■ Task to carry out: Count how many lines mention the word "fişa". Write that number alone.

■ Stored dataset items:
● ● ● ●
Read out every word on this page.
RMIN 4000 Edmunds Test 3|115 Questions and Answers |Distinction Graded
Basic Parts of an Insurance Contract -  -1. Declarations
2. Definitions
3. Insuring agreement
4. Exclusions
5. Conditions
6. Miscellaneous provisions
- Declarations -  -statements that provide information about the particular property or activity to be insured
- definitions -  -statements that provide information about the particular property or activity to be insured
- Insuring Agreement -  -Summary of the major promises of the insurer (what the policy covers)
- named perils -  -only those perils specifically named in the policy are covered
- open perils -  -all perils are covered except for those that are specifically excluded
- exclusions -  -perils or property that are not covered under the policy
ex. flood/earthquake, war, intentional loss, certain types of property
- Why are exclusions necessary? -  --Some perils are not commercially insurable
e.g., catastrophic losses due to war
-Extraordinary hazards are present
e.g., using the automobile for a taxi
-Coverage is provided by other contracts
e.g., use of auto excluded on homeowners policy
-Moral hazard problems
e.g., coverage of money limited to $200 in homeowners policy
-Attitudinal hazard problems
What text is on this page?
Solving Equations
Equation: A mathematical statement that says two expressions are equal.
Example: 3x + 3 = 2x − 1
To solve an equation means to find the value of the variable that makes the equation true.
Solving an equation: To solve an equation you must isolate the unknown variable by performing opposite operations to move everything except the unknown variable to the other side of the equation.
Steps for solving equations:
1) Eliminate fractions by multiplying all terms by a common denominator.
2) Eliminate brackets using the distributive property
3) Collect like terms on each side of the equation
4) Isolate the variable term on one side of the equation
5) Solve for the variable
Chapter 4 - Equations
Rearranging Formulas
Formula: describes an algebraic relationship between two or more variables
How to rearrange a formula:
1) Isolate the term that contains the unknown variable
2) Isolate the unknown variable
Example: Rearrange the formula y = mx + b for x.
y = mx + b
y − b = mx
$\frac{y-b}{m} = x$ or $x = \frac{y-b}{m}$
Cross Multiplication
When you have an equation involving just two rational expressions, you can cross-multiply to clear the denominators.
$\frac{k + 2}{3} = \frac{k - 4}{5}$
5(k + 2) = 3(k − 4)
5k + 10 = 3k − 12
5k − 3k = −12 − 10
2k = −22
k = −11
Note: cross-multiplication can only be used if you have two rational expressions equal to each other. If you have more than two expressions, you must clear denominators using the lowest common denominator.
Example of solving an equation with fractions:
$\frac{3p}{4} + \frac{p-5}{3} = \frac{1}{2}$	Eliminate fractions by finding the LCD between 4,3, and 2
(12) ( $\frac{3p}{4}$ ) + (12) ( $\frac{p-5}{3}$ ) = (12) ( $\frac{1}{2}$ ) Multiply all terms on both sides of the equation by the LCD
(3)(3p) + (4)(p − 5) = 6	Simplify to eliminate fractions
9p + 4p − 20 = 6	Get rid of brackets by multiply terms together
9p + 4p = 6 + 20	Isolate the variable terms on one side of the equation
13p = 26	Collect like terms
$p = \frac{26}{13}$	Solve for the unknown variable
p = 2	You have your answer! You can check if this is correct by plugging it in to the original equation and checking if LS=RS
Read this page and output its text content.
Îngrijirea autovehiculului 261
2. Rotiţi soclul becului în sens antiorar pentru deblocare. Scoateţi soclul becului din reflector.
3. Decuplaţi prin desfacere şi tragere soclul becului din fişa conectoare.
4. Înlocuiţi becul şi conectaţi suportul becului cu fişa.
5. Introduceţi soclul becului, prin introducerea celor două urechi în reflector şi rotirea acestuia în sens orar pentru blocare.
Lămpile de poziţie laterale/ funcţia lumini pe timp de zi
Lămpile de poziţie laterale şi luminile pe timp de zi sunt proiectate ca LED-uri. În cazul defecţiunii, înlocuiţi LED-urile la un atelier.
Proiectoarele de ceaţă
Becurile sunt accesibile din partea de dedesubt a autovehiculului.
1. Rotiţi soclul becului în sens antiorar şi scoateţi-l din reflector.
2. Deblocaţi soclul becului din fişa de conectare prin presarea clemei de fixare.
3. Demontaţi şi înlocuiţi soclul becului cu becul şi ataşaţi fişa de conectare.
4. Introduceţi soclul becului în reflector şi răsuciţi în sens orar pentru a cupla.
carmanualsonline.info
● ● ● ●
■ Final result: 4